**Short task**
Set each record down exactly, excluding all images.

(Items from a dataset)
════════════════
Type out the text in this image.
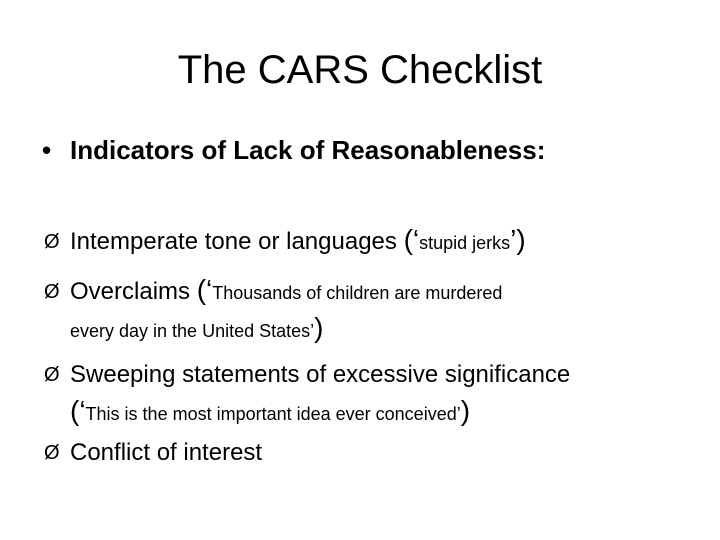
The CARS Checklist
• Indicators of Lack of Reasonableness:
Ø Intemperate tone or languages (‘stupid jerks’)
Ø Overclaims (‘Thousands of children are murdered
every day in the United States’)
Ø Sweeping statements of excessive significance
(‘This is the most important idea ever conceived’)
Ø Conflict of interest
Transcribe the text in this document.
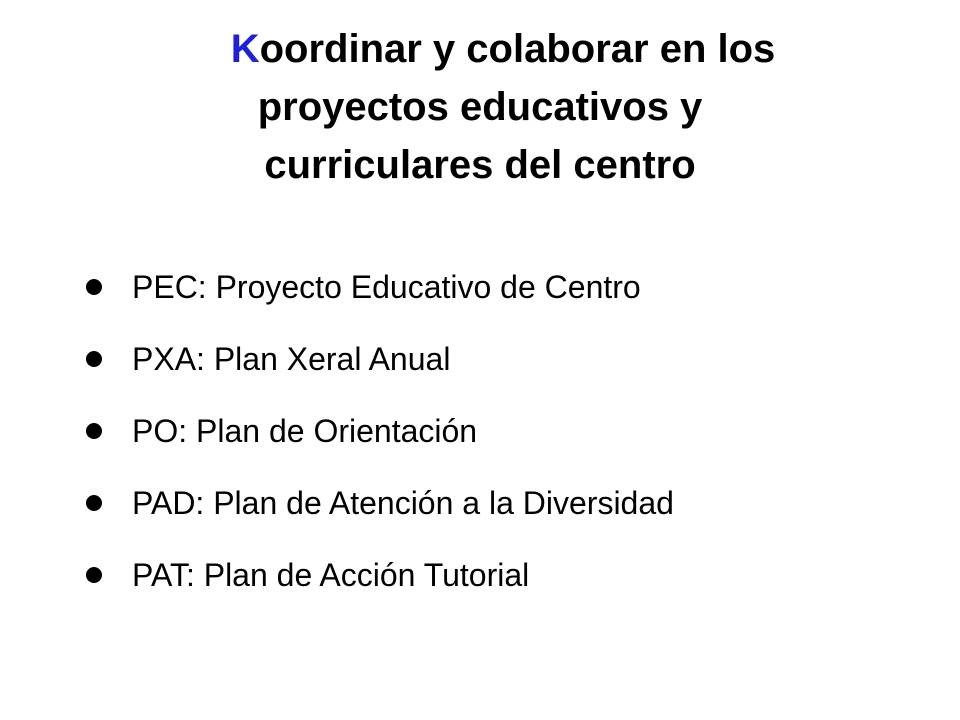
Koordinar y colaborar en los
proyectos educativos y
curriculares del centro
PEC: Proyecto Educativo de Centro
PXA: Plan Xeral Anual
PO: Plan de Orientación
PAD: Plan de Atención a la Diversidad
PAT: Plan de Acción Tutorial
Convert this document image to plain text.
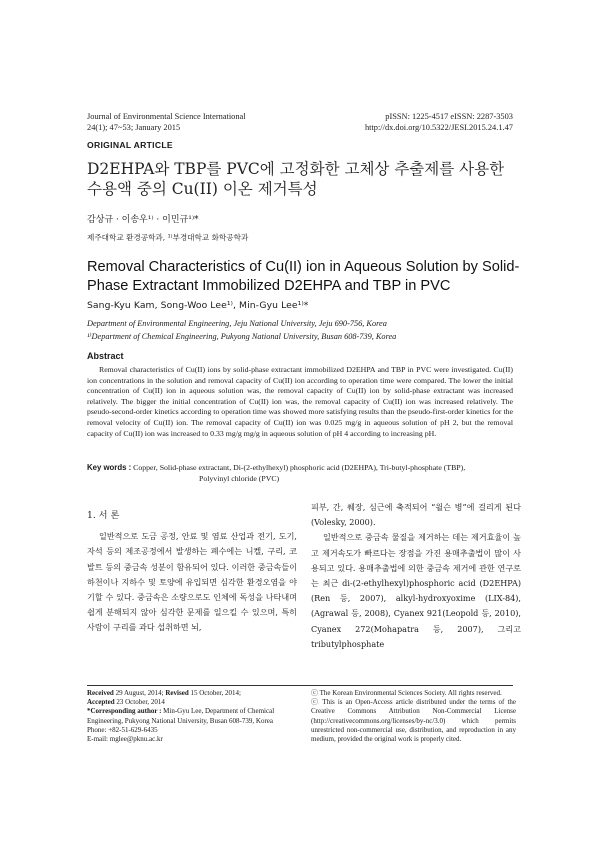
Journal of Environmental Science International
24(1); 47~53; January 2015
pISSN: 1225-4517 eISSN: 2287-3503
http://dx.doi.org/10.5322/JESI.2015.24.1.47
ORIGINAL ARTICLE
D2EHPA와 TBP를 PVC에 고정화한 고체상 추출제를 사용한 수용액 중의 Cu(II) 이온 제거특성
감상규 · 이송우¹⁾ · 이민규¹⁾*
제주대학교 환경공학과, ¹⁾부경대학교 화학공학과
Removal Characteristics of Cu(II) ion in Aqueous Solution by Solid-Phase Extractant Immobilized D2EHPA and TBP in PVC
Sang-Kyu Kam, Song-Woo Lee¹⁾, Min-Gyu Lee¹⁾*
Department of Environmental Engineering, Jeju National University, Jeju 690-756, Korea
¹⁾Department of Chemical Engineering, Pukyong National University, Busan 608-739, Korea
Abstract
Removal characteristics of Cu(II) ions by solid-phase extractant immobilized D2EHPA and TBP in PVC were investigated. Cu(II) ion concentrations in the solution and removal capacity of Cu(II) ion according to operation time were compared. The lower the initial concentration of Cu(II) ion in aqueous solution was, the removal capacity of Cu(II) ion by solid-phase extractant was increased relatively. The bigger the initial concentration of Cu(II) ion was, the removal capacity of Cu(II) ion was increased relatively. The pseudo-second-order kinetics according to operation time was showed more satisfying results than the pseudo-first-order kinetics for the removal velocity of Cu(II) ion. The removal capacity of Cu(II) ion was 0.025 mg/g in aqueous solution of pH 2, but the removal capacity of Cu(II) ion was increased to 0.33 mg/g mg/g in aqueous solution of pH 4 according to increasing pH.
Key words : Copper, Solid-phase extractant, Di-(2-ethylhexyl) phosphoric acid (D2EHPA), Tri-butyl-phosphate (TBP),
Polyvinyl chloride (PVC)
1. 서 론
일반적으로 도금 공정, 안료 및 염료 산업과 전기, 도기, 자석 등의 제조공정에서 발생하는 폐수에는 니켈, 구리, 코발트 등의 중금속 성분이 함유되어 있다. 이러한 중금속들이 하천이나 지하수 및 토양에 유입되면 심각한 환경오염을 야기할 수 있다. 중금속은 소량으로도 인체에 독성을 나타내며 쉽게 분해되지 않아 심각한 문제를 일으킬 수 있으며, 특히 사람이 구리를 과다 섭취하면 뇌,
피부, 간, 췌장, 심근에 축적되어 “윌슨 병”에 걸리게 된다(Volesky, 2000).
일반적으로 중금속 물질을 제거하는 데는 제거효율이 높고 제거속도가 빠르다는 장점을 가진 용매추출법이 많이 사용되고 있다. 용매추출법에 의한 중금속 제거에 관한 연구로는 최근 di-(2-ethylhexyl)phosphoric acid (D2EHPA)(Ren 등, 2007), alkyl-hydroxyoxime (LIX-84), (Agrawal 등, 2008), Cyanex 921(Leopold 등, 2010), Cyanex 272(Mohapatra 등, 2007), 그리고 tributylphosphate
Received 29 August, 2014; Revised 15 October, 2014;
Accepted 23 October, 2014
*Corresponding author : Min-Gyu Lee, Department of Chemical Engineering, Pukyong National University, Busan 608-739, Korea
Phone: +82-51-629-6435
E-mail: mglee@pknu.ac.kr
ⓒ The Korean Environmental Sciences Society. All rights reserved.
ⓒ This is an Open-Access article distributed under the terms of the Creative Commons Attribution Non-Commercial License (http://creativecommons.org/licenses/by-nc/3.0) which permits unrestricted non-commercial use, distribution, and reproduction in any medium, provided the original work is properly cited.
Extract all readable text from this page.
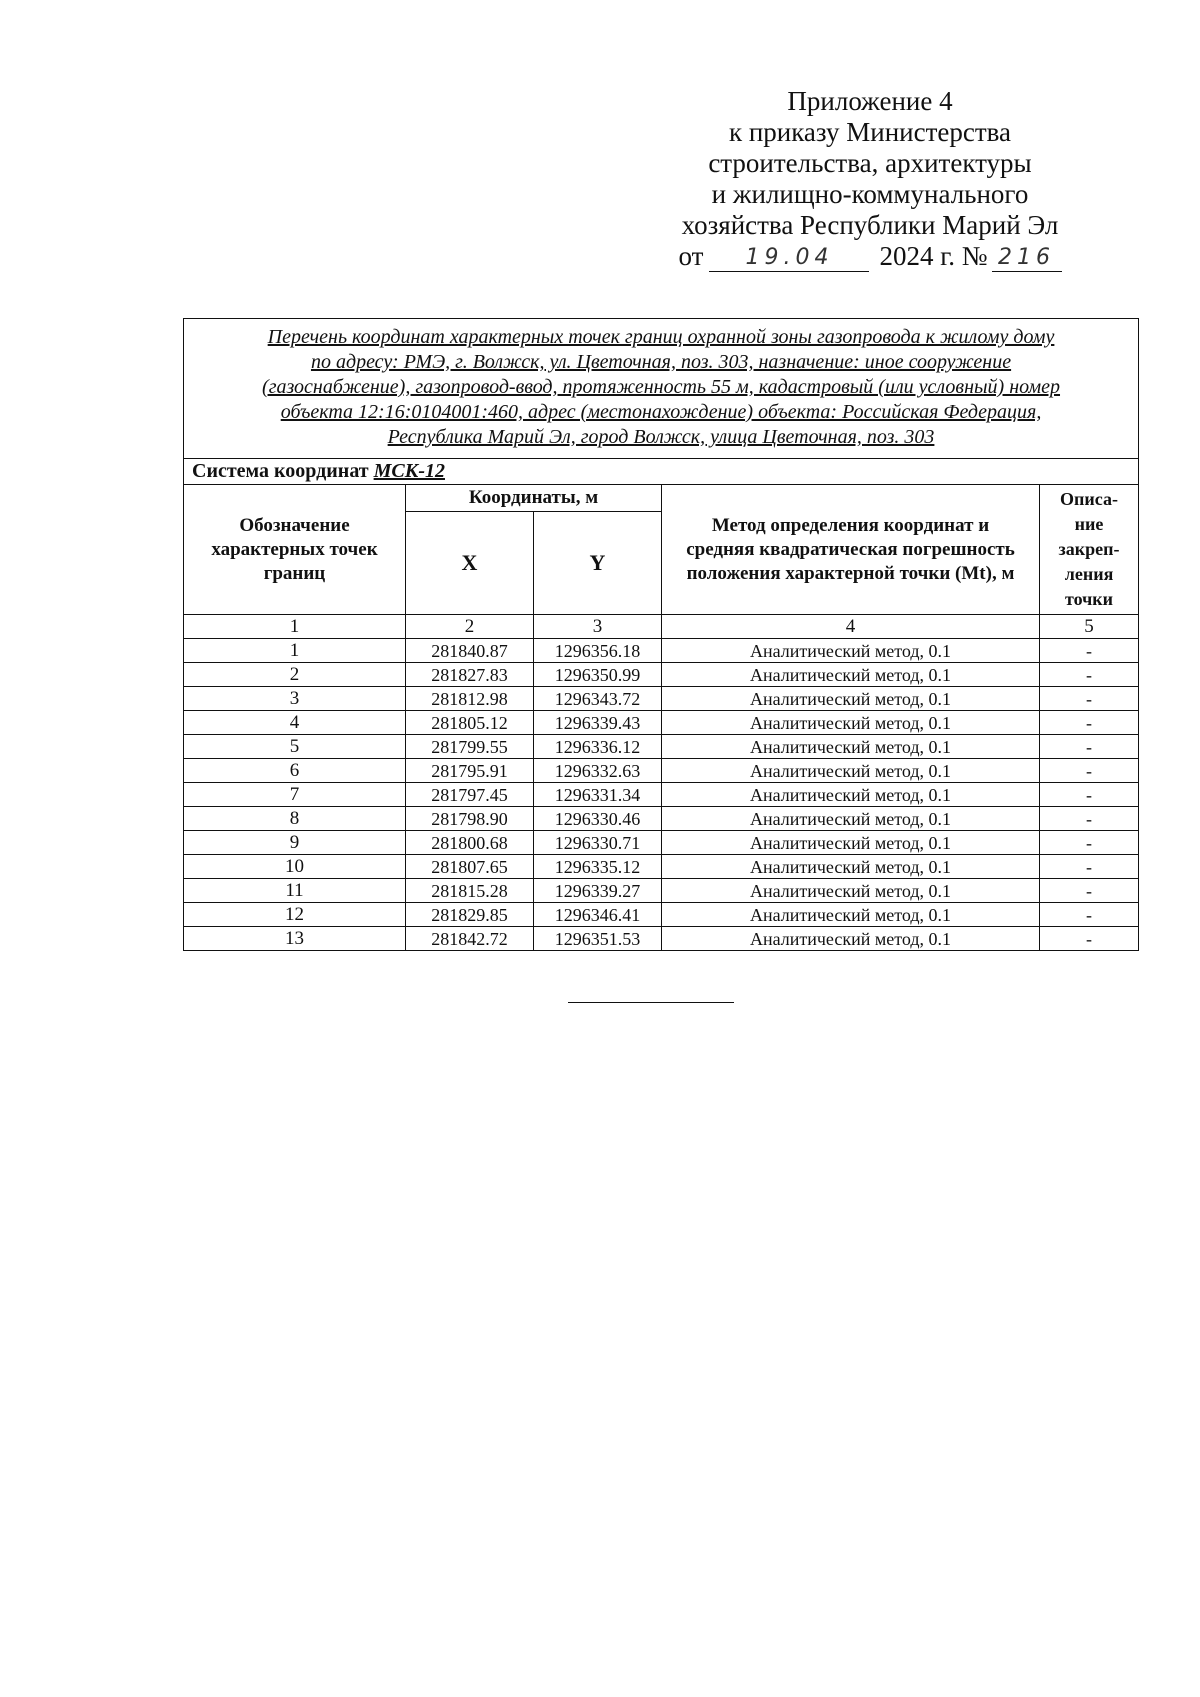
Приложение 4
к приказу Министерства
строительства, архитектуры
и жилищно-коммунального
хозяйства Республики Марий Эл
от	19.04	2024 г. № 216
Перечень координат характерных точек границ охранной зоны газопровода к жилому дому
по адресу: РМЭ, г. Волжск, ул. Цветочная, поз. 303, назначение: иное сооружение
(газоснабжение), газопровод-ввод, протяженность 55 м, кадастровый (или условный) номер
объекта 12:16:0104001:460, адрес (местонахождение) объекта: Российская Федерация,
Республика Марий Эл, город Волжск, улица Цветочная, поз. 303				

Система координат МСК-12				
Обозначение характерных точек границ	Координаты, м		Метод определения координат и средняя квадратическая погрешность положения характерной точки (Mt), м	Описа-
ние
закреп-
ления
точки

	X	Y		
1	2	3	4	5
1	281840.87	1296356.18	Аналитический метод, 0.1	-
2	281827.83	1296350.99	Аналитический метод, 0.1	-
3	281812.98	1296343.72	Аналитический метод, 0.1	-
4	281805.12	1296339.43	Аналитический метод, 0.1	-
5	281799.55	1296336.12	Аналитический метод, 0.1	-
6	281795.91	1296332.63	Аналитический метод, 0.1	-
7	281797.45	1296331.34	Аналитический метод, 0.1	-
8	281798.90	1296330.46	Аналитический метод, 0.1	-
9	281800.68	1296330.71	Аналитический метод, 0.1	-
10	281807.65	1296335.12	Аналитический метод, 0.1	-
11	281815.28	1296339.27	Аналитический метод, 0.1	-
12	281829.85	1296346.41	Аналитический метод, 0.1	-
13	281842.72	1296351.53	Аналитический метод, 0.1	-
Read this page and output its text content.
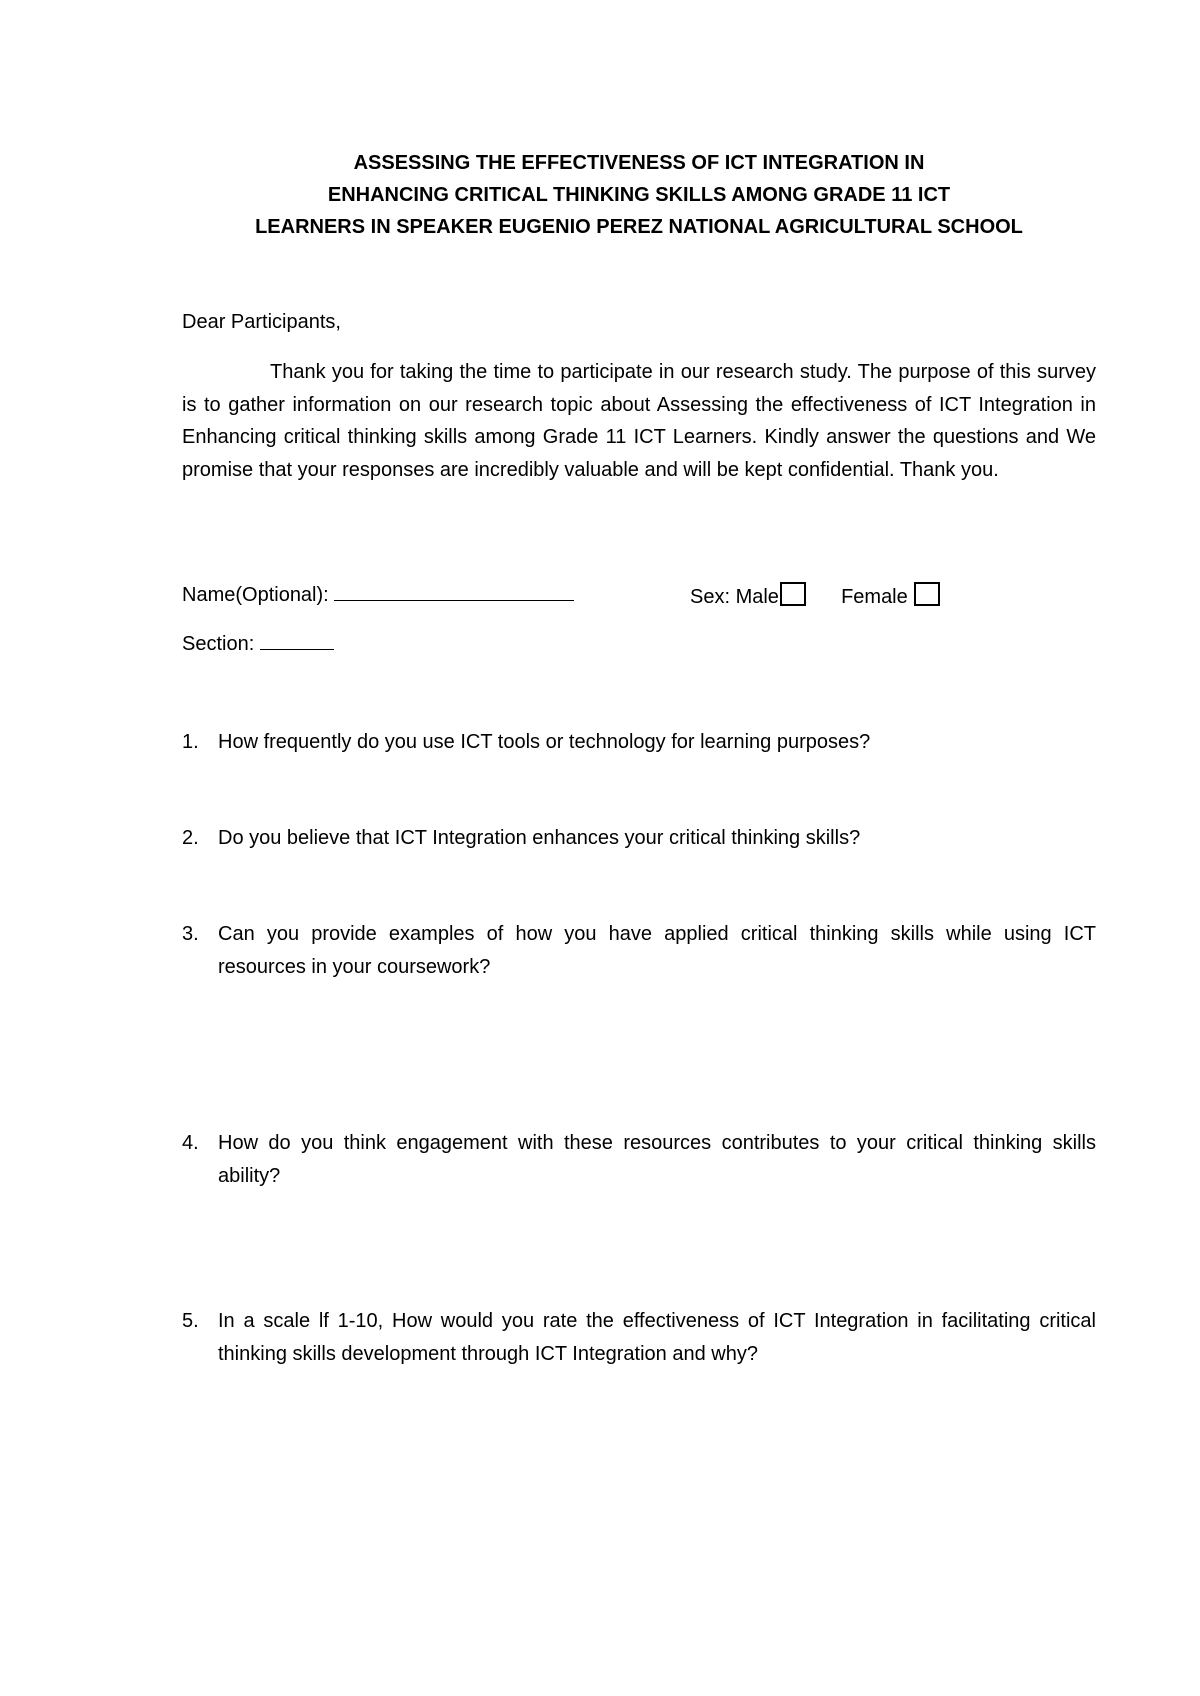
ASSESSING THE EFFECTIVENESS OF ICT INTEGRATION IN
ENHANCING CRITICAL THINKING SKILLS AMONG GRADE 11 ICT
LEARNERS IN SPEAKER EUGENIO PEREZ NATIONAL AGRICULTURAL SCHOOL
Dear Participants,

Thank you for taking the time to participate in our research study. The purpose of this survey is to gather information on our research topic about Assessing the effectiveness of ICT Integration in Enhancing critical thinking skills among Grade 11 ICT Learners. Kindly answer the questions and We promise that your responses are incredibly valuable and will be kept confidential. Thank you.

Name(Optional):	Sex: Male	Female
Section:
1. How frequently do you use ICT tools or technology for learning purposes?
2. Do you believe that ICT Integration enhances your critical thinking skills?
3. Can you provide examples of how you have applied critical thinking skills while using ICT resources in your coursework?
4. How do you think engagement with these resources contributes to your critical thinking skills ability?
5. In a scale lf 1-10, How would you rate the effectiveness of ICT Integration in facilitating critical thinking skills development through ICT Integration and why?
════════════════
**Task output**
Type out the text in this image.
The CARS Checklist
• Indicators of Lack of Reasonableness:
Ø Intemperate tone or languages (‘stupid jerks’)
Ø Overclaims (‘Thousands of children are murdered
every day in the United States’)
Ø Sweeping statements of excessive significance
(‘This is the most important idea ever conceived’)
Ø Conflict of interest
Transcribe the text in this document.
Koordinar y colaborar en los
proyectos educativos y
curriculares del centro
PEC: Proyecto Educativo de Centro
PXA: Plan Xeral Anual
PO: Plan de Orientación
PAD: Plan de Atención a la Diversidad
PAT: Plan de Acción Tutorial
Convert this document image to plain text.
Journal of Environmental Science International
24(1); 47~53; January 2015
pISSN: 1225-4517 eISSN: 2287-3503
http://dx.doi.org/10.5322/JESI.2015.24.1.47
ORIGINAL ARTICLE
D2EHPA와 TBP를 PVC에 고정화한 고체상 추출제를 사용한 수용액 중의 Cu(II) 이온 제거특성
감상규 · 이송우¹⁾ · 이민규¹⁾*
제주대학교 환경공학과, ¹⁾부경대학교 화학공학과
Removal Characteristics of Cu(II) ion in Aqueous Solution by Solid-Phase Extractant Immobilized D2EHPA and TBP in PVC
Sang-Kyu Kam, Song-Woo Lee¹⁾, Min-Gyu Lee¹⁾*
Department of Environmental Engineering, Jeju National University, Jeju 690-756, Korea
¹⁾Department of Chemical Engineering, Pukyong National University, Busan 608-739, Korea
Abstract
Removal characteristics of Cu(II) ions by solid-phase extractant immobilized D2EHPA and TBP in PVC were investigated. Cu(II) ion concentrations in the solution and removal capacity of Cu(II) ion according to operation time were compared. The lower the initial concentration of Cu(II) ion in aqueous solution was, the removal capacity of Cu(II) ion by solid-phase extractant was increased relatively. The bigger the initial concentration of Cu(II) ion was, the removal capacity of Cu(II) ion was increased relatively. The pseudo-second-order kinetics according to operation time was showed more satisfying results than the pseudo-first-order kinetics for the removal velocity of Cu(II) ion. The removal capacity of Cu(II) ion was 0.025 mg/g in aqueous solution of pH 2, but the removal capacity of Cu(II) ion was increased to 0.33 mg/g mg/g in aqueous solution of pH 4 according to increasing pH.
Key words : Copper, Solid-phase extractant, Di-(2-ethylhexyl) phosphoric acid (D2EHPA), Tri-butyl-phosphate (TBP),
Polyvinyl chloride (PVC)
1. 서 론
일반적으로 도금 공정, 안료 및 염료 산업과 전기, 도기, 자석 등의 제조공정에서 발생하는 폐수에는 니켈, 구리, 코발트 등의 중금속 성분이 함유되어 있다. 이러한 중금속들이 하천이나 지하수 및 토양에 유입되면 심각한 환경오염을 야기할 수 있다. 중금속은 소량으로도 인체에 독성을 나타내며 쉽게 분해되지 않아 심각한 문제를 일으킬 수 있으며, 특히 사람이 구리를 과다 섭취하면 뇌,
피부, 간, 췌장, 심근에 축적되어 “윌슨 병”에 걸리게 된다(Volesky, 2000).
일반적으로 중금속 물질을 제거하는 데는 제거효율이 높고 제거속도가 빠르다는 장점을 가진 용매추출법이 많이 사용되고 있다. 용매추출법에 의한 중금속 제거에 관한 연구로는 최근 di-(2-ethylhexyl)phosphoric acid (D2EHPA)(Ren 등, 2007), alkyl-hydroxyoxime (LIX-84), (Agrawal 등, 2008), Cyanex 921(Leopold 등, 2010), Cyanex 272(Mohapatra 등, 2007), 그리고 tributylphosphate
Received 29 August, 2014; Revised 15 October, 2014;
Accepted 23 October, 2014
*Corresponding author : Min-Gyu Lee, Department of Chemical Engineering, Pukyong National University, Busan 608-739, Korea
Phone: +82-51-629-6435
E-mail: mglee@pknu.ac.kr
ⓒ The Korean Environmental Sciences Society. All rights reserved.
ⓒ This is an Open-Access article distributed under the terms of the Creative Commons Attribution Non-Commercial License (http://creativecommons.org/licenses/by-nc/3.0) which permits unrestricted non-commercial use, distribution, and reproduction in any medium, provided the original work is properly cited.
Extract all readable text from this page.
Приложение 4
к приказу Министерства
строительства, архитектуры
и жилищно-коммунального
хозяйства Республики Марий Эл
от	19.04	2024 г. № 216
Перечень координат характерных точек границ охранной зоны газопровода к жилому дому
по адресу: РМЭ, г. Волжск, ул. Цветочная, поз. 303, назначение: иное сооружение
(газоснабжение), газопровод-ввод, протяженность 55 м, кадастровый (или условный) номер
объекта 12:16:0104001:460, адрес (местонахождение) объекта: Российская Федерация,
Республика Марий Эл, город Волжск, улица Цветочная, поз. 303				

Система координат МСК-12				
Обозначение характерных точек границ	Координаты, м		Метод определения координат и средняя квадратическая погрешность положения характерной точки (Mt), м	Описа-
ние
закреп-
ления
точки

	X	Y		
1	2	3	4	5
1	281840.87	1296356.18	Аналитический метод, 0.1	-
2	281827.83	1296350.99	Аналитический метод, 0.1	-
3	281812.98	1296343.72	Аналитический метод, 0.1	-
4	281805.12	1296339.43	Аналитический метод, 0.1	-
5	281799.55	1296336.12	Аналитический метод, 0.1	-
6	281795.91	1296332.63	Аналитический метод, 0.1	-
7	281797.45	1296331.34	Аналитический метод, 0.1	-
8	281798.90	1296330.46	Аналитический метод, 0.1	-
9	281800.68	1296330.71	Аналитический метод, 0.1	-
10	281807.65	1296335.12	Аналитический метод, 0.1	-
11	281815.28	1296339.27	Аналитический метод, 0.1	-
12	281829.85	1296346.41	Аналитический метод, 0.1	-
13	281842.72	1296351.53	Аналитический метод, 0.1	-
Read this page and output its text content.
ASSESSING THE EFFECTIVENESS OF ICT INTEGRATION IN
ENHANCING CRITICAL THINKING SKILLS AMONG GRADE 11 ICT
LEARNERS IN SPEAKER EUGENIO PEREZ NATIONAL AGRICULTURAL SCHOOL
Dear Participants,

Thank you for taking the time to participate in our research study. The purpose of this survey is to gather information on our research topic about Assessing the effectiveness of ICT Integration in Enhancing critical thinking skills among Grade 11 ICT Learners. Kindly answer the questions and We promise that your responses are incredibly valuable and will be kept confidential. Thank you.

Name(Optional):	Sex: Male	Female
Section:
1. How frequently do you use ICT tools or technology for learning purposes?
2. Do you believe that ICT Integration enhances your critical thinking skills?
3. Can you provide examples of how you have applied critical thinking skills while using ICT resources in your coursework?
4. How do you think engagement with these resources contributes to your critical thinking skills ability?
5. In a scale lf 1-10, How would you rate the effectiveness of ICT Integration in facilitating critical thinking skills development through ICT Integration and why?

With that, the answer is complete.